>> Start MATERIAL SUPPLIED

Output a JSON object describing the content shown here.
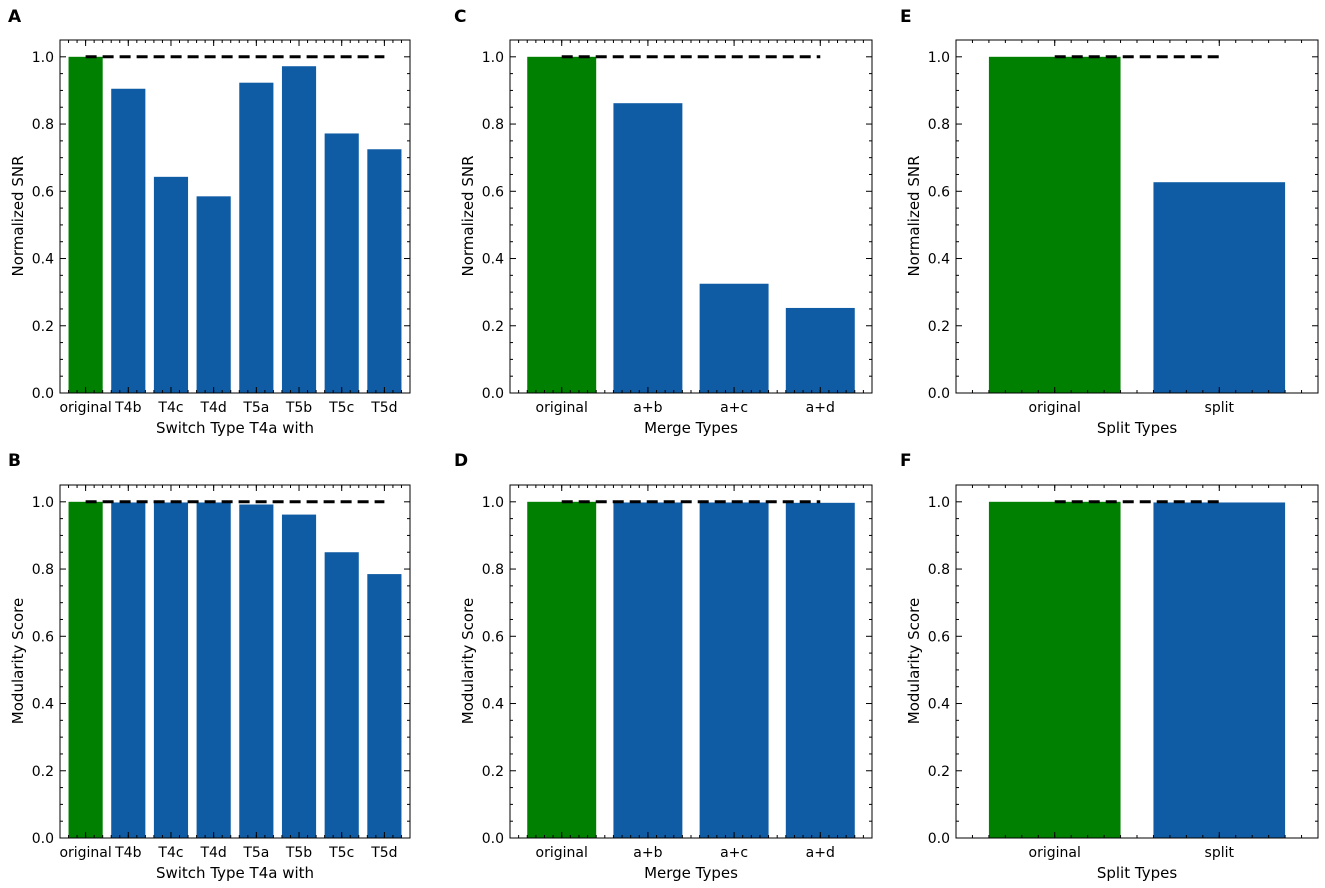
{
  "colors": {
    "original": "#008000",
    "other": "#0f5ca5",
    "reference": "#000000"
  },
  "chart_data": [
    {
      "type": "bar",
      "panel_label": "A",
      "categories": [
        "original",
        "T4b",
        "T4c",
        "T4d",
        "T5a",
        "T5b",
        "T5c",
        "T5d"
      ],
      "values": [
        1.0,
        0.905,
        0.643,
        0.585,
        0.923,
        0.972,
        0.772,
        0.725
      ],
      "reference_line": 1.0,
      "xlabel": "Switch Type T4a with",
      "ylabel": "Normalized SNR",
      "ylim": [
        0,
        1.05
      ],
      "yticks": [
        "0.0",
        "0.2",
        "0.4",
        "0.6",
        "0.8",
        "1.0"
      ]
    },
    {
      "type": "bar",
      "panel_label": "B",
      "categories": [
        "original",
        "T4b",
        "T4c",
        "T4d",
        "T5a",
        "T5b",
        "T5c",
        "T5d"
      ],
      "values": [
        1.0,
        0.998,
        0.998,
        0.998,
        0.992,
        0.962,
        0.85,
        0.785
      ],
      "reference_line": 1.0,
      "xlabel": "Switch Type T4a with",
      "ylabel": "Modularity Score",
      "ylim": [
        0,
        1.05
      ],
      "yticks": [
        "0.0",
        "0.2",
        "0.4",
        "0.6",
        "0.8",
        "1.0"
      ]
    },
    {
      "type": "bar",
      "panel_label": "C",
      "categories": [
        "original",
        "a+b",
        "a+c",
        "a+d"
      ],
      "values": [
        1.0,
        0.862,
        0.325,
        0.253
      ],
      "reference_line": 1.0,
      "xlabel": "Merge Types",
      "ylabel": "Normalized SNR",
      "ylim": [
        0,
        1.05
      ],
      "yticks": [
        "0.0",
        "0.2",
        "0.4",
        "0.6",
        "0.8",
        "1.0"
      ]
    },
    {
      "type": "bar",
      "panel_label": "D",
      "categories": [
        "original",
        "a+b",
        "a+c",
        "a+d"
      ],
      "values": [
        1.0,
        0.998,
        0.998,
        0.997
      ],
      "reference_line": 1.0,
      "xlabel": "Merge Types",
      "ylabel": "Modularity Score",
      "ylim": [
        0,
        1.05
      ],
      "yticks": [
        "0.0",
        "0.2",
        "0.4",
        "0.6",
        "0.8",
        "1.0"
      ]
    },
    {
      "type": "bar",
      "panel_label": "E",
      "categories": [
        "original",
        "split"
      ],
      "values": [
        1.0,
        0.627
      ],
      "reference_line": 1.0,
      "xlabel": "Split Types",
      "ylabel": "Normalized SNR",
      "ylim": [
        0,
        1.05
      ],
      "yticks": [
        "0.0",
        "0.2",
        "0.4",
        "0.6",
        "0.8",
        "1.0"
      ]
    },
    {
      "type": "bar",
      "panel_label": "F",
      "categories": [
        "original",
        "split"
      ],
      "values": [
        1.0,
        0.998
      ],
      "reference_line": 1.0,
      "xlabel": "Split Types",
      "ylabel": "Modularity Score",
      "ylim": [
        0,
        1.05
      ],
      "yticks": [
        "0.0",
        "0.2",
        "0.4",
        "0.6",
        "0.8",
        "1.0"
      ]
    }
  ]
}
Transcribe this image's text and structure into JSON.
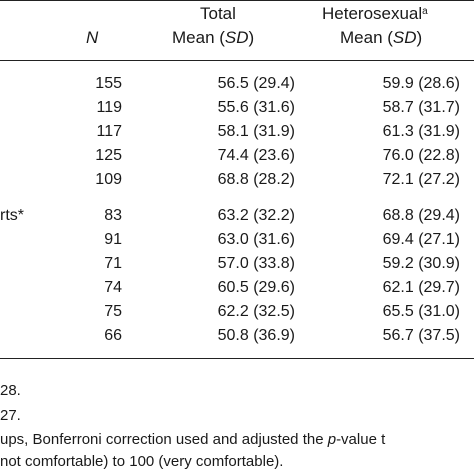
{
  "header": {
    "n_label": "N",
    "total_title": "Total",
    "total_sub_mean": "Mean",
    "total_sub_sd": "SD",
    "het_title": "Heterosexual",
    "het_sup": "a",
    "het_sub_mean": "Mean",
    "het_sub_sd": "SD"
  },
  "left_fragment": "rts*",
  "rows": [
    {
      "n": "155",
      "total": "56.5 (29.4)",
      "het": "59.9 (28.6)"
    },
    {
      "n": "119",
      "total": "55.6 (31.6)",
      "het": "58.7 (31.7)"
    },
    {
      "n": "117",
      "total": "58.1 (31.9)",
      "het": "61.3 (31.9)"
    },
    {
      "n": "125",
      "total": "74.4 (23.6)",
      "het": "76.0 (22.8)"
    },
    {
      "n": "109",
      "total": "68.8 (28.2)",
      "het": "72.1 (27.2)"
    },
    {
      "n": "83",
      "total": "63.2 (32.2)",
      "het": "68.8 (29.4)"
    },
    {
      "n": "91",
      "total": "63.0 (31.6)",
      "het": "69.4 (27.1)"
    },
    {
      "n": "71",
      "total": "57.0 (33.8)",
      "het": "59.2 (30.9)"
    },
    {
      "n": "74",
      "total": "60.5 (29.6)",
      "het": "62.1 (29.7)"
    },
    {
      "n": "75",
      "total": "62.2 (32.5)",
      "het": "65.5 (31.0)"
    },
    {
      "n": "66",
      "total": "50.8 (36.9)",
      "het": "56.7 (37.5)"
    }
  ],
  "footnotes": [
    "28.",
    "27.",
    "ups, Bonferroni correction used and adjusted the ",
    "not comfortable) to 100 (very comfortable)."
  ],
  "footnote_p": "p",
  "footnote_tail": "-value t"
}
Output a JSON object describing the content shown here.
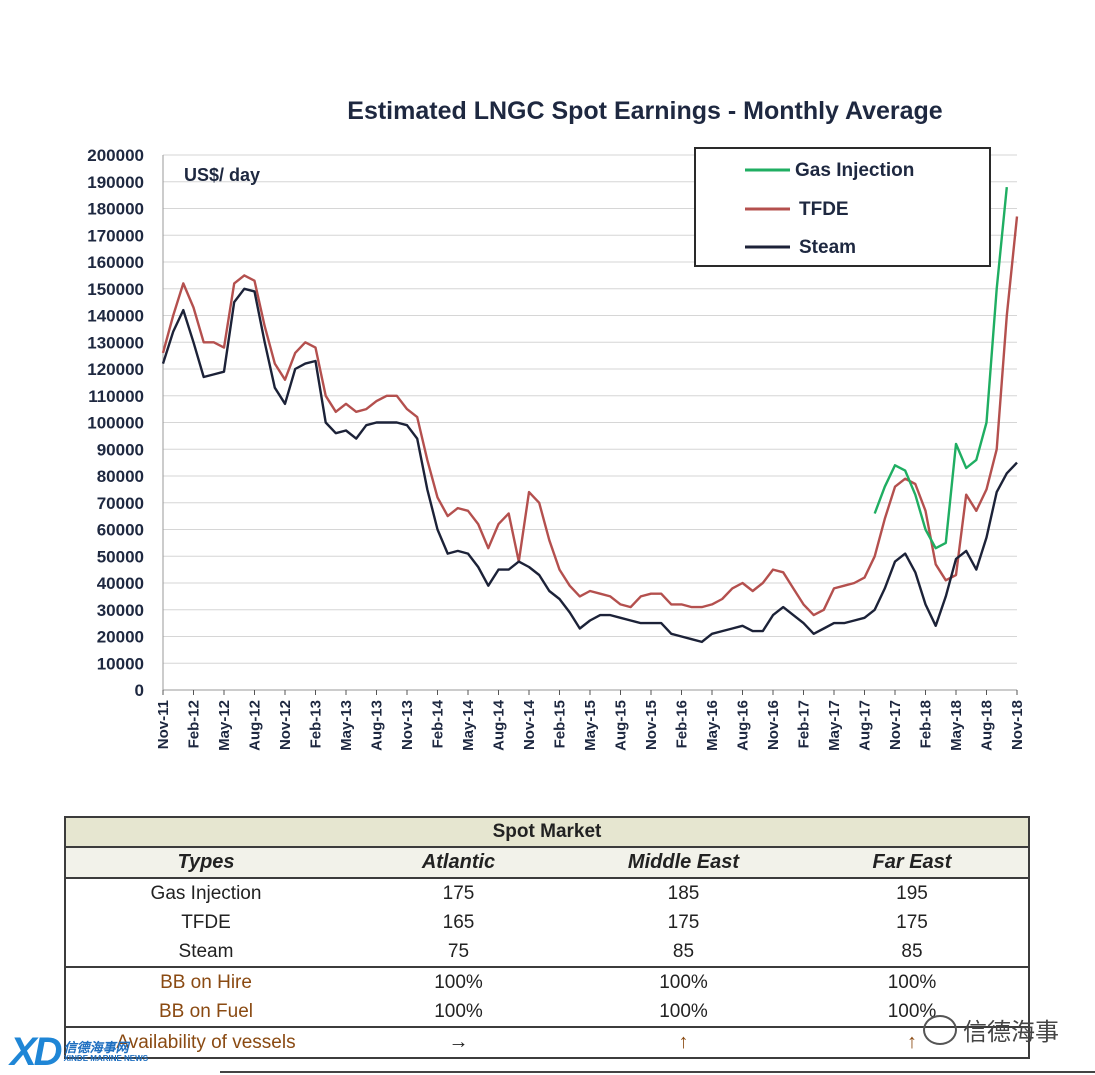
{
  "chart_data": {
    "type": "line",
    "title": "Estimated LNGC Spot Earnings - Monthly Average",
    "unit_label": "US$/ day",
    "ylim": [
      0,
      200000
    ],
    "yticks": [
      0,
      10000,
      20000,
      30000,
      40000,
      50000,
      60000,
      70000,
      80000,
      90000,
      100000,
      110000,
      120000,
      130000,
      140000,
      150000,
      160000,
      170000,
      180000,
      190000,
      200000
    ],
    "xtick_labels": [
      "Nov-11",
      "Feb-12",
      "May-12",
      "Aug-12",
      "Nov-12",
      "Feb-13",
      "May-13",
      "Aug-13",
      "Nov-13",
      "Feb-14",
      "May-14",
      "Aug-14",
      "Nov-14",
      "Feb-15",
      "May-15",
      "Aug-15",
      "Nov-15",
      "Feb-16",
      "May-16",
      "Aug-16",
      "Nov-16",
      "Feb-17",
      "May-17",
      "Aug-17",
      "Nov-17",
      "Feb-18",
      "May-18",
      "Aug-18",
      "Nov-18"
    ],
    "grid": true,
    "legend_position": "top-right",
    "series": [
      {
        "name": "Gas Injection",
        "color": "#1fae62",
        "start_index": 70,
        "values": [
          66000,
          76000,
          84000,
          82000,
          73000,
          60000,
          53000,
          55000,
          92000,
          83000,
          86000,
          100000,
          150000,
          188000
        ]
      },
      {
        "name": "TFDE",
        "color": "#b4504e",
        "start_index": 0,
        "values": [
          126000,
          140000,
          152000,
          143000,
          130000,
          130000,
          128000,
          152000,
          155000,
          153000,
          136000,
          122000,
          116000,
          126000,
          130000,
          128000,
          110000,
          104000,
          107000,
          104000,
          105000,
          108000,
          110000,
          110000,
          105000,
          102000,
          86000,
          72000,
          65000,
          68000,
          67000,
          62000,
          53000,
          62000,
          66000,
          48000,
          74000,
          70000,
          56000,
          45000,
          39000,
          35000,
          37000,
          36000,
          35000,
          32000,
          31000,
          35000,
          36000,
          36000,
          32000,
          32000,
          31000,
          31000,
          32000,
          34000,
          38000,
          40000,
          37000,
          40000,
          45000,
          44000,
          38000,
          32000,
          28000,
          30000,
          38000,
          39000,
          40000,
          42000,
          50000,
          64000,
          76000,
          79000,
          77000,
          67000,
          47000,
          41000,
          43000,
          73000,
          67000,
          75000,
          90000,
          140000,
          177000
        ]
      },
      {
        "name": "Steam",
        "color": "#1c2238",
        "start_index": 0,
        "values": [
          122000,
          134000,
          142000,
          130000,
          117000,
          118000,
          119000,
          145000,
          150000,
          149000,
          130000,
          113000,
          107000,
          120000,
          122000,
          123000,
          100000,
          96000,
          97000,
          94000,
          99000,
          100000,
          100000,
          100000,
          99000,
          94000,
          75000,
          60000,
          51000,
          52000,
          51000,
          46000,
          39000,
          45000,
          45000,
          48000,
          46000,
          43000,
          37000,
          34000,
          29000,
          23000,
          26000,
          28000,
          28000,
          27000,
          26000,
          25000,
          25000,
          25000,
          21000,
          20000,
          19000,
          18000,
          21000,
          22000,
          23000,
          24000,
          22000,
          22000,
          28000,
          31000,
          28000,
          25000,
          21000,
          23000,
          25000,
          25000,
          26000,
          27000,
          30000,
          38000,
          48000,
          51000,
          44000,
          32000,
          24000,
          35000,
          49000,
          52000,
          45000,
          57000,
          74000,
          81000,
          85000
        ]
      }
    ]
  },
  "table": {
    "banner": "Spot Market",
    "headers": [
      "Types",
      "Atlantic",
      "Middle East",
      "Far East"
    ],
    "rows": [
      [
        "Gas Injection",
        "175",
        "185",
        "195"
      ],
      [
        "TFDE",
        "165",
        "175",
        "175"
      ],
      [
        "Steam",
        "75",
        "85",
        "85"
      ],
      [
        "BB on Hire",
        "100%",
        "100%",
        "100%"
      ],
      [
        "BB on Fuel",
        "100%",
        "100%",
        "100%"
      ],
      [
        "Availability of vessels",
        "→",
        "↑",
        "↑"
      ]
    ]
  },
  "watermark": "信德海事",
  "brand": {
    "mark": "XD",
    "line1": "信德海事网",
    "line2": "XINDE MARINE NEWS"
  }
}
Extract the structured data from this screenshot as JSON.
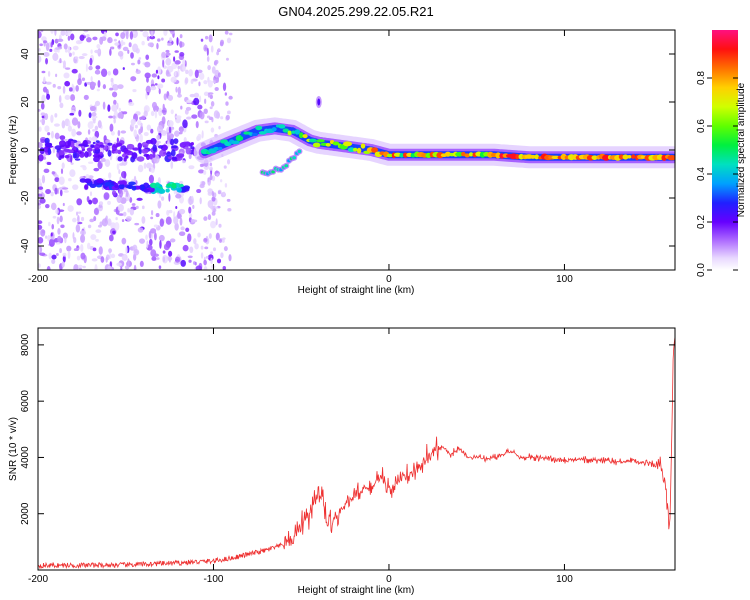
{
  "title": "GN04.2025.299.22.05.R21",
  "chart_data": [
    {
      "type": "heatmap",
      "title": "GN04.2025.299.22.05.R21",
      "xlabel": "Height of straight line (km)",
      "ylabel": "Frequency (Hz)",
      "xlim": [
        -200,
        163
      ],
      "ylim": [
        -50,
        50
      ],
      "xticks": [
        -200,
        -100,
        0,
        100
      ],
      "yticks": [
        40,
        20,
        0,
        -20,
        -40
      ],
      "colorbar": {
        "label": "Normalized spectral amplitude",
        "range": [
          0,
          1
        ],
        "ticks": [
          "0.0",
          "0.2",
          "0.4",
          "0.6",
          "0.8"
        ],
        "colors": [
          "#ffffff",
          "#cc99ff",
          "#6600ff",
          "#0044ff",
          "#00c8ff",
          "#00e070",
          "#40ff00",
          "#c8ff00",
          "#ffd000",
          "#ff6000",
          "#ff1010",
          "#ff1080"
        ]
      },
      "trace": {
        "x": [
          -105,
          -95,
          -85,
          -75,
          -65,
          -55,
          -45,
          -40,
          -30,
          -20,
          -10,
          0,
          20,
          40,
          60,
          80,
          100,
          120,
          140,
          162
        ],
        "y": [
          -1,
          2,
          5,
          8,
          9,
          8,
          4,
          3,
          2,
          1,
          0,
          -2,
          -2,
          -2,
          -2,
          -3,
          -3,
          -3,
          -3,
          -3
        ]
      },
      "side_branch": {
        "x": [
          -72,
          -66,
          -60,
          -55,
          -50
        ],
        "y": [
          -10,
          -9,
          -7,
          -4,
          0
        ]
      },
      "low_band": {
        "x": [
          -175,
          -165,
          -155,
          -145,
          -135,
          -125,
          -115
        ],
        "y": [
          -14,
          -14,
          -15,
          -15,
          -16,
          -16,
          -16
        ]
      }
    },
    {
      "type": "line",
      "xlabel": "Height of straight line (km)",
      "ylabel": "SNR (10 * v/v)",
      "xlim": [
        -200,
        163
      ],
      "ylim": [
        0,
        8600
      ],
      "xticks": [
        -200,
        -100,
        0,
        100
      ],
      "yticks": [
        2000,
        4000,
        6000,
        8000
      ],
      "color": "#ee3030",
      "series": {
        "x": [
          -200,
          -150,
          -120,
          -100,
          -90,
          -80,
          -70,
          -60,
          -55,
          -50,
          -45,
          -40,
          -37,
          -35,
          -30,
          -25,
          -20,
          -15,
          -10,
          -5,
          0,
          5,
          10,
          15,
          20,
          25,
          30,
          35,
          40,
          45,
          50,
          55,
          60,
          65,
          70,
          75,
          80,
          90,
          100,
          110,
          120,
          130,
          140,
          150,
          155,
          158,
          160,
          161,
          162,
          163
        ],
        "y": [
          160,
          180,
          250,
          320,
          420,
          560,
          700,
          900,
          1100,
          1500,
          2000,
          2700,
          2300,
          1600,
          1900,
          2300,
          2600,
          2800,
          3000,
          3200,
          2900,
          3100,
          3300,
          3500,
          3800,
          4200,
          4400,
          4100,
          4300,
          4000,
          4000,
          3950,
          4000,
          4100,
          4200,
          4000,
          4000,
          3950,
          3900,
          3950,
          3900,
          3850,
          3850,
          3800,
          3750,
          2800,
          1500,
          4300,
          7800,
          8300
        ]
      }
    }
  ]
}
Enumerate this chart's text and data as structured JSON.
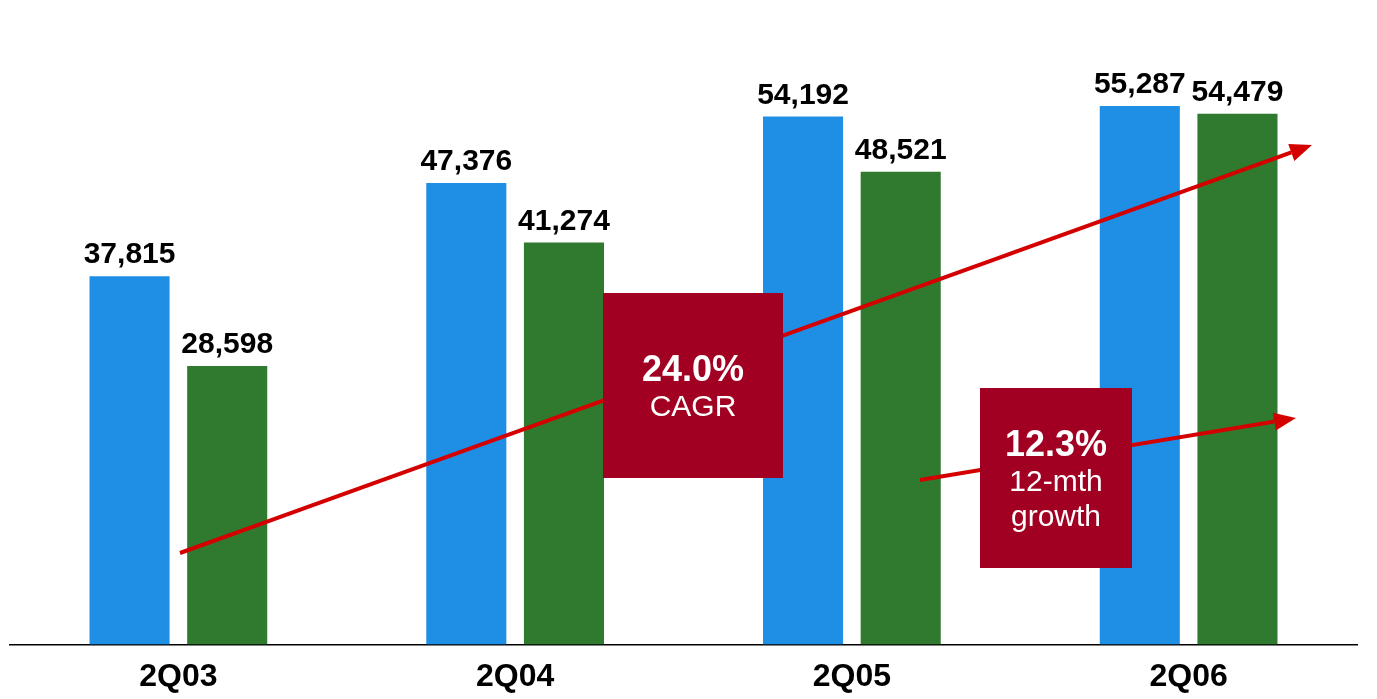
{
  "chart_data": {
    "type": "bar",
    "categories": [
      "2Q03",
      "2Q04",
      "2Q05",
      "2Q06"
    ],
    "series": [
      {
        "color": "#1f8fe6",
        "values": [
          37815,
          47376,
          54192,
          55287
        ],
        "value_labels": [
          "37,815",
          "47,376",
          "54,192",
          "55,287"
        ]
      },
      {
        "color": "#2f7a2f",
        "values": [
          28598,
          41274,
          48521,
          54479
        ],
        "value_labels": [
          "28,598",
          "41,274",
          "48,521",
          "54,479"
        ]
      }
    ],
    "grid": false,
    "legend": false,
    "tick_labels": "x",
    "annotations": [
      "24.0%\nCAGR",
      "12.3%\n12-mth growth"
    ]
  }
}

>> End MATERIAL SUPPLIED

- _SET PROBLEM_
Reproduce exactly the lines from the one with "Enumerate this chart's" to the bottom of the listing, both ends included, and nothing else. Skip the pictures.

- _THE RESULT_
Enumerate this chart's text and data as structured JSON.
{
  "chart_data": {
    "type": "bar",
    "categories": [
      "2Q03",
      "2Q04",
      "2Q05",
      "2Q06"
    ],
    "series": [
      {
        "color": "#1f8fe6",
        "values": [
          37815,
          47376,
          54192,
          55287
        ],
        "value_labels": [
          "37,815",
          "47,376",
          "54,192",
          "55,287"
        ]
      },
      {
        "color": "#2f7a2f",
        "values": [
          28598,
          41274,
          48521,
          54479
        ],
        "value_labels": [
          "28,598",
          "41,274",
          "48,521",
          "54,479"
        ]
      }
    ],
    "grid": false,
    "legend": false,
    "tick_labels": "x",
    "annotations": [
      "24.0%\nCAGR",
      "12.3%\n12-mth growth"
    ]
  }
}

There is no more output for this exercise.